> _PROBLEM REQUIREMENTS_
Locate each line holding the string "flashes" and copy it.

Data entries

◇ ◇ ◇ ◇ ◇

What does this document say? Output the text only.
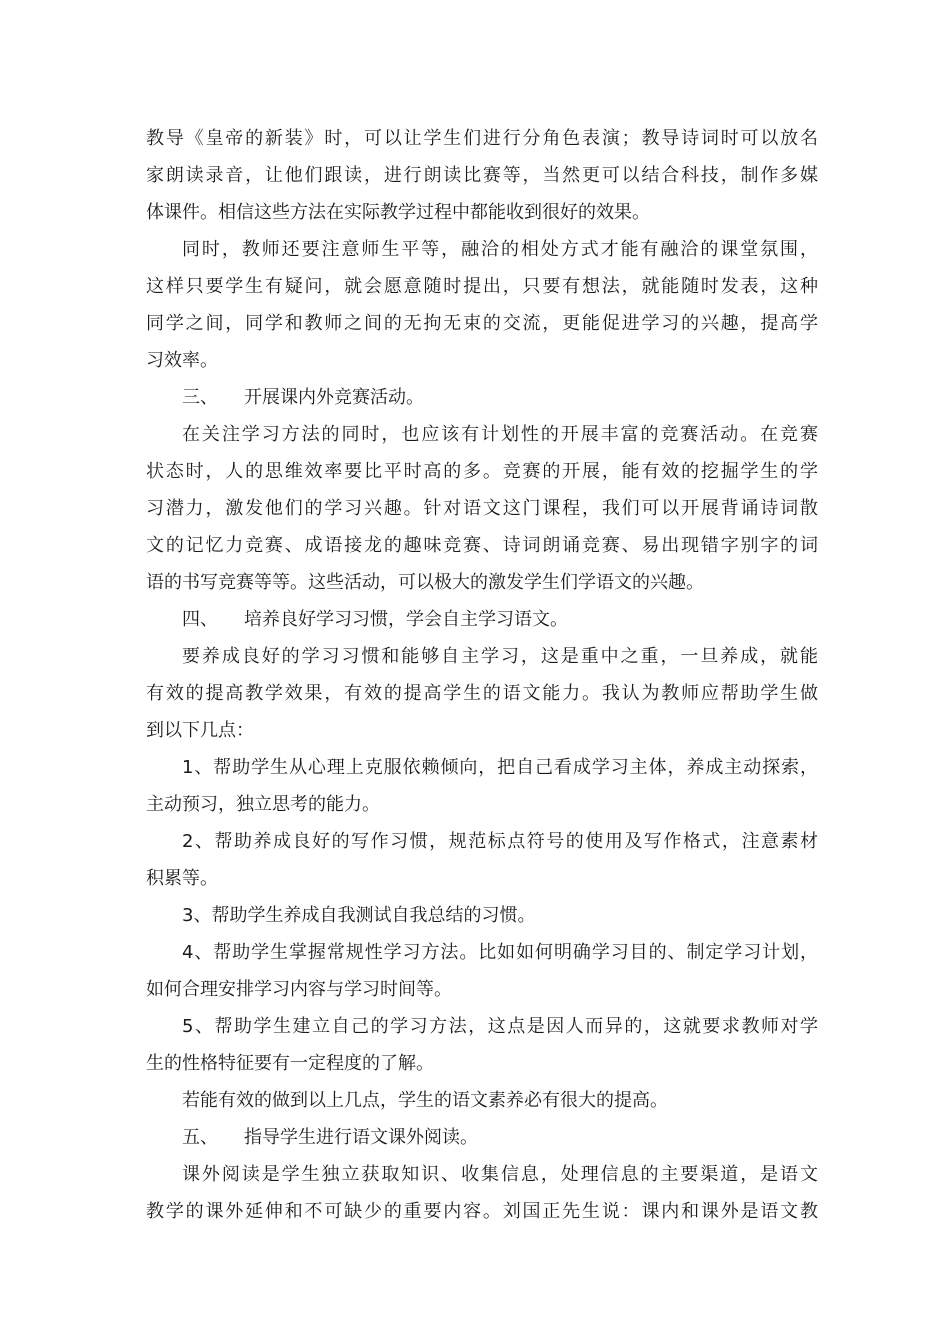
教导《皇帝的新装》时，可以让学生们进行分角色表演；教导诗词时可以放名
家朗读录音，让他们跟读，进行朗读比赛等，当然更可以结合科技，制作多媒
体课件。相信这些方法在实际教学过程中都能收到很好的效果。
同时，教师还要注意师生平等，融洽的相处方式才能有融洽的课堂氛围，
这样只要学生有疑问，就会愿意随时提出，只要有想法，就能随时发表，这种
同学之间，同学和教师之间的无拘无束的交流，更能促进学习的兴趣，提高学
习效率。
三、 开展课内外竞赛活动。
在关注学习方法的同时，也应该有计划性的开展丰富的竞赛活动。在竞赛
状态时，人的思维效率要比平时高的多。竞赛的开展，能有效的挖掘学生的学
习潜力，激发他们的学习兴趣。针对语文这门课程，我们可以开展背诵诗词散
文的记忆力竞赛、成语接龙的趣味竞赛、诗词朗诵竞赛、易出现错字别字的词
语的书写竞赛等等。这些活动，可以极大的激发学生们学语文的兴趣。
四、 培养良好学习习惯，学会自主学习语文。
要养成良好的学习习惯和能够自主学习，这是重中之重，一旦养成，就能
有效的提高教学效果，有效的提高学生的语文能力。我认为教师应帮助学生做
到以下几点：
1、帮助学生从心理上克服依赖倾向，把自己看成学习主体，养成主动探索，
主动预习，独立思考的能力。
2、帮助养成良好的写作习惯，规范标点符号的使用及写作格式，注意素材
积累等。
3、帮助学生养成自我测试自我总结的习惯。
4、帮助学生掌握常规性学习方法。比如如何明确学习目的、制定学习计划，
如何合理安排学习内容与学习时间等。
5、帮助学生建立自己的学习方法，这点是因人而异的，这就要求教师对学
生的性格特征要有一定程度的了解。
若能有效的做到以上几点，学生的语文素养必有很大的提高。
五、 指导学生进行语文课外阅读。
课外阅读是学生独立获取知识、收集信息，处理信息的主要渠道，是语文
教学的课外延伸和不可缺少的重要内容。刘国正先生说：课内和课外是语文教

◇ ◇ ◇ ◇ ◇

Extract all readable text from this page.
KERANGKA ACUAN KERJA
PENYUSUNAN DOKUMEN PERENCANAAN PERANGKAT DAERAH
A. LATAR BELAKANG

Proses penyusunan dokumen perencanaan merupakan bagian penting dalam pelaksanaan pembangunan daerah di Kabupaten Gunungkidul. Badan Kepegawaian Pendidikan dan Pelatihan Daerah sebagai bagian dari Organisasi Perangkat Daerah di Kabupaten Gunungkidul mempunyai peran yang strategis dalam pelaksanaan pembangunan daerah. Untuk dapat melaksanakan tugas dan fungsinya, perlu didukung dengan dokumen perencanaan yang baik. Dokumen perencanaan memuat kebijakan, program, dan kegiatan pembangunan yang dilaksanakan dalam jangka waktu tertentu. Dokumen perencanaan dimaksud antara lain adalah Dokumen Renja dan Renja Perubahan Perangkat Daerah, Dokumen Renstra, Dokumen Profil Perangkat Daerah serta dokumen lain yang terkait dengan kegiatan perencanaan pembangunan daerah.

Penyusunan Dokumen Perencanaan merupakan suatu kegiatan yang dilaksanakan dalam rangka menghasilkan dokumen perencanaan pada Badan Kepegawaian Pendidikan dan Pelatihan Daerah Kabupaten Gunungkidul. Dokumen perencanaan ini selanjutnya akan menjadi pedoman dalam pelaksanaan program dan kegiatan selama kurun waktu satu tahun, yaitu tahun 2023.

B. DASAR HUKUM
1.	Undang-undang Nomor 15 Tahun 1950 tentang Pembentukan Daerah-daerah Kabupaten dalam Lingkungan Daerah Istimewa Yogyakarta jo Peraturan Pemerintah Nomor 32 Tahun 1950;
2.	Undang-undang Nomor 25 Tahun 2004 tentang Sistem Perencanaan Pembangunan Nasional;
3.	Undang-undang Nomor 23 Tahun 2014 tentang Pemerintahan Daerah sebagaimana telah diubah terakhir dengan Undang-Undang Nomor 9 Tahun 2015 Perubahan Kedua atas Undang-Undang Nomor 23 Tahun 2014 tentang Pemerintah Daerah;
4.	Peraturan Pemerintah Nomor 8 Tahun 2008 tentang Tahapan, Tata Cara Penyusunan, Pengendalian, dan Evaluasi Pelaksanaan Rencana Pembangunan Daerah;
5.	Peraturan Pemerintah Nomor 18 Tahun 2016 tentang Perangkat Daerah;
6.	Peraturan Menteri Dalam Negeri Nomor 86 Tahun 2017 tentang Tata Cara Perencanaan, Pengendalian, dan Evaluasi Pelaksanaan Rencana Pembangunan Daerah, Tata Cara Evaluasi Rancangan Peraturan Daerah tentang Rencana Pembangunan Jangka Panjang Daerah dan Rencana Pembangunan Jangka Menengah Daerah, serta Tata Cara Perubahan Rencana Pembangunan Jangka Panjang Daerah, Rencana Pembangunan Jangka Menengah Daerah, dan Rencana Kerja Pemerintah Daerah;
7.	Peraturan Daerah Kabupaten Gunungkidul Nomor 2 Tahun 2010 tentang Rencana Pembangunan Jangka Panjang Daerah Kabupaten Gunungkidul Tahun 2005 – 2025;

◇ ◇ ◇ ◇ ◇

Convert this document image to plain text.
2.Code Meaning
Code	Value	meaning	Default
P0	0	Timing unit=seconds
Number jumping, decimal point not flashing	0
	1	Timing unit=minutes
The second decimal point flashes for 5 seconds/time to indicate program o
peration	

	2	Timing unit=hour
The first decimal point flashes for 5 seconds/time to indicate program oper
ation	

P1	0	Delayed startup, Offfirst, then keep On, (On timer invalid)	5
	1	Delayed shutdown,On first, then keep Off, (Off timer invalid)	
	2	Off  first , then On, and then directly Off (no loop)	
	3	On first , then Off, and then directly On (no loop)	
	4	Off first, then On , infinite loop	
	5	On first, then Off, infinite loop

◇ ◇ ◇ ◇ ◇

> _SOLUTION FOR THIS TASK_
The second decimal point flashes for 5 seconds/time to indicate program o
The first decimal point flashes for 5 seconds/time to indicate program oper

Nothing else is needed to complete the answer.